→ Problem details
Check every line of the entries that follow, and copy the ones containing "name".

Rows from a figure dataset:

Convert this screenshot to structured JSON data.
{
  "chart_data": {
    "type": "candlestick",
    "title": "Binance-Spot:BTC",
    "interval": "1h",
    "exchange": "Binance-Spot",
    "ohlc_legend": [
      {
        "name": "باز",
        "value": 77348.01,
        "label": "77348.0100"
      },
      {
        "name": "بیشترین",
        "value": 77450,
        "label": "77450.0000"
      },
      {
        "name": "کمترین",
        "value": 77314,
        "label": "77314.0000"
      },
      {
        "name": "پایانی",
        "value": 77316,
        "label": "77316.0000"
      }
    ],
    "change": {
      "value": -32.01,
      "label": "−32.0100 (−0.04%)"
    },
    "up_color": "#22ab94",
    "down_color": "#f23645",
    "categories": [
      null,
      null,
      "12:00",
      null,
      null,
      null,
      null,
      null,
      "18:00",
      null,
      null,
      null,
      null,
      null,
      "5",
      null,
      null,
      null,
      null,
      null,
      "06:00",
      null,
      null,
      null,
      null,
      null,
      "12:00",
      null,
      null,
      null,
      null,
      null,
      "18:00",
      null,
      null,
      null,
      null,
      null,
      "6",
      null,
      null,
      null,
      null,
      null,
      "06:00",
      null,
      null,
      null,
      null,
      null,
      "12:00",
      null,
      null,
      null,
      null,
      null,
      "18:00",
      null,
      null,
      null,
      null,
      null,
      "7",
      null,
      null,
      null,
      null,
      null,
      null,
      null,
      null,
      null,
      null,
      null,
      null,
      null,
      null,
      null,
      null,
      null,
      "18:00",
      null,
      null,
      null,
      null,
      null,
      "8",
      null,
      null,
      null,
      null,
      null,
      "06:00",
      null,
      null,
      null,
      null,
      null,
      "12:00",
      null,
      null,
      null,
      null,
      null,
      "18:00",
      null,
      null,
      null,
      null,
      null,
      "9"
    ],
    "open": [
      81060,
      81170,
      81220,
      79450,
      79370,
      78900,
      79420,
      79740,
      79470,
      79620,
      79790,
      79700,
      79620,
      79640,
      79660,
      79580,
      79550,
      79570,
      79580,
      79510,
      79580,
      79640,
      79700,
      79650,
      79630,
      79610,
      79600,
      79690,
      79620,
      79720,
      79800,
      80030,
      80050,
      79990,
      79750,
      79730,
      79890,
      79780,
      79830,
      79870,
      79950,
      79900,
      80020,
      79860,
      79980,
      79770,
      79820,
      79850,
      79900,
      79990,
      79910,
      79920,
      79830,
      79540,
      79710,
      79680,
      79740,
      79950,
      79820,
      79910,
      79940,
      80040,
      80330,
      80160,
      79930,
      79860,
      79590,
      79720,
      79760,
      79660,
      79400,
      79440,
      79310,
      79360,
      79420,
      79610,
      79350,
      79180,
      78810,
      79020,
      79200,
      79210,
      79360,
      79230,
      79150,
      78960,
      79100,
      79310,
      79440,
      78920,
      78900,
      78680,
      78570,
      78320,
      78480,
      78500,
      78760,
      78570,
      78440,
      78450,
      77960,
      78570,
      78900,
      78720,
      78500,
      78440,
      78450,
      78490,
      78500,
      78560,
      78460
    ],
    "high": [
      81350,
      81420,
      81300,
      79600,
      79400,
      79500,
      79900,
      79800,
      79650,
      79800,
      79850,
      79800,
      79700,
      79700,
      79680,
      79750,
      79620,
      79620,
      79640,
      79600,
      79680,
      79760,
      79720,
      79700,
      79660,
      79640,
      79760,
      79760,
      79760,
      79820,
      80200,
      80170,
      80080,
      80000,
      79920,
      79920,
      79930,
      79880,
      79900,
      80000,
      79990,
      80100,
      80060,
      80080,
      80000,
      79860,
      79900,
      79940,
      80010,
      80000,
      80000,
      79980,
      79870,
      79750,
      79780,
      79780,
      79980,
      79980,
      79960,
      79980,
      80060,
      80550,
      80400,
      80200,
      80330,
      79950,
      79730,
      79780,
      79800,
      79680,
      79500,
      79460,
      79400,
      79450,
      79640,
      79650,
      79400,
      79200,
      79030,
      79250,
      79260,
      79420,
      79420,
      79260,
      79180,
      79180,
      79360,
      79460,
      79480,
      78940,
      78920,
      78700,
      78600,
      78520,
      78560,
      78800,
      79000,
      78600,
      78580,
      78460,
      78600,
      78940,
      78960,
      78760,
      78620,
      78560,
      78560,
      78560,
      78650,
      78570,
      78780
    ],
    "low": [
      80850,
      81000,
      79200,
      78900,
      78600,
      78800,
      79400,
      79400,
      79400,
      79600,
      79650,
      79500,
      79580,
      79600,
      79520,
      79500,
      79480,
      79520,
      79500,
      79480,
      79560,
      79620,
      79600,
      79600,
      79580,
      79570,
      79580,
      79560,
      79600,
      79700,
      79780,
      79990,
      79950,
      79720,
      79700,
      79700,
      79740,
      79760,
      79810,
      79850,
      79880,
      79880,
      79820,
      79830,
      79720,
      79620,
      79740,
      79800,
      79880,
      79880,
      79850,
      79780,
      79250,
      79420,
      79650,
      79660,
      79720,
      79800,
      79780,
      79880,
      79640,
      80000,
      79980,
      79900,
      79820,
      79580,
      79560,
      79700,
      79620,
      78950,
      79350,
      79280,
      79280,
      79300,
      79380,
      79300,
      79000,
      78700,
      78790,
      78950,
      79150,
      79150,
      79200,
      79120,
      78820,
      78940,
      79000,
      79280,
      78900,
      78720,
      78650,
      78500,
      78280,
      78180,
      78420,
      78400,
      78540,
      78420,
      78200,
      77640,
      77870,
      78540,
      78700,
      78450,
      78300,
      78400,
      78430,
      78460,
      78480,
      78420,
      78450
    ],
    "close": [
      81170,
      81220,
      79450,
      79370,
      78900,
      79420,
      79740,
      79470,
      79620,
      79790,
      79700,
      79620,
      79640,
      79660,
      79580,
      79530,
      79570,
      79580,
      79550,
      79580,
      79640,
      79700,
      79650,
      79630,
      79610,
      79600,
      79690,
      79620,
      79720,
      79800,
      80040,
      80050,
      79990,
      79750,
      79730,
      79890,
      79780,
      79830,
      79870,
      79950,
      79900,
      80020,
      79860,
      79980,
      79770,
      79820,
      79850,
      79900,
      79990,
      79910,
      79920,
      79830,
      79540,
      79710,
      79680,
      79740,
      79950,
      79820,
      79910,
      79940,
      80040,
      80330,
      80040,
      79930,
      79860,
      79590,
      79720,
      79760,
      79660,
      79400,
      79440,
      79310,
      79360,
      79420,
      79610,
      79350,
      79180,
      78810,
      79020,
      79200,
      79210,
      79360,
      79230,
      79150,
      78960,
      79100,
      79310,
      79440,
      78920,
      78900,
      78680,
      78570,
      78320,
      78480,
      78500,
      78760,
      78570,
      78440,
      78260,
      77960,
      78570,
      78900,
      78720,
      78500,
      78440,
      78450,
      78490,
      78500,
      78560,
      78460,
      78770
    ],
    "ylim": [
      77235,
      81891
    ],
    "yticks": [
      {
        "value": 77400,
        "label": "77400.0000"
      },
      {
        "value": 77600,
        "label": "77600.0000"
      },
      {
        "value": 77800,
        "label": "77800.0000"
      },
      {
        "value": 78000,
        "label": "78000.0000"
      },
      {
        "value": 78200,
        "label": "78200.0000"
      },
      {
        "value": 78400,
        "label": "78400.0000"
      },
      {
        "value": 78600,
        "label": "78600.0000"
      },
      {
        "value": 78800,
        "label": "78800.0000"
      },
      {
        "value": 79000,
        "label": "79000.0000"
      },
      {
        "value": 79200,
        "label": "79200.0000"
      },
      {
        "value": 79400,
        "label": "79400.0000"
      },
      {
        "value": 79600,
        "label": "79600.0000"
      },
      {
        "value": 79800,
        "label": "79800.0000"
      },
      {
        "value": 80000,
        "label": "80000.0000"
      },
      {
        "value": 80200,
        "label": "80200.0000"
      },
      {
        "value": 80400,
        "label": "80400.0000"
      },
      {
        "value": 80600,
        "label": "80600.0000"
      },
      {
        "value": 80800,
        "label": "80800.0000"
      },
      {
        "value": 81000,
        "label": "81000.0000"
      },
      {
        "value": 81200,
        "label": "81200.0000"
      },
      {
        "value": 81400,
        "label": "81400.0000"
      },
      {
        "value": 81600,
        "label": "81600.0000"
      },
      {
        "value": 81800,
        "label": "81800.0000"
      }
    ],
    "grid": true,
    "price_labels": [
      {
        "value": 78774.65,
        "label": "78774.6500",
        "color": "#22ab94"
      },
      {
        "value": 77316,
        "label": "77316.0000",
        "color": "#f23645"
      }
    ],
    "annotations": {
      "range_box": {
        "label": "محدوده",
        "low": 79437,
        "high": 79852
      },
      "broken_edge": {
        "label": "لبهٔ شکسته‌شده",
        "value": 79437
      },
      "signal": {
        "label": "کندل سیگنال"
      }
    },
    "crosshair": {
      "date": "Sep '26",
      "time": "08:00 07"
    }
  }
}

→ Answer to the task
        "name": "باز",
        "name": "بیشترین",
        "name": "کمترین",
        "name": "پایانی",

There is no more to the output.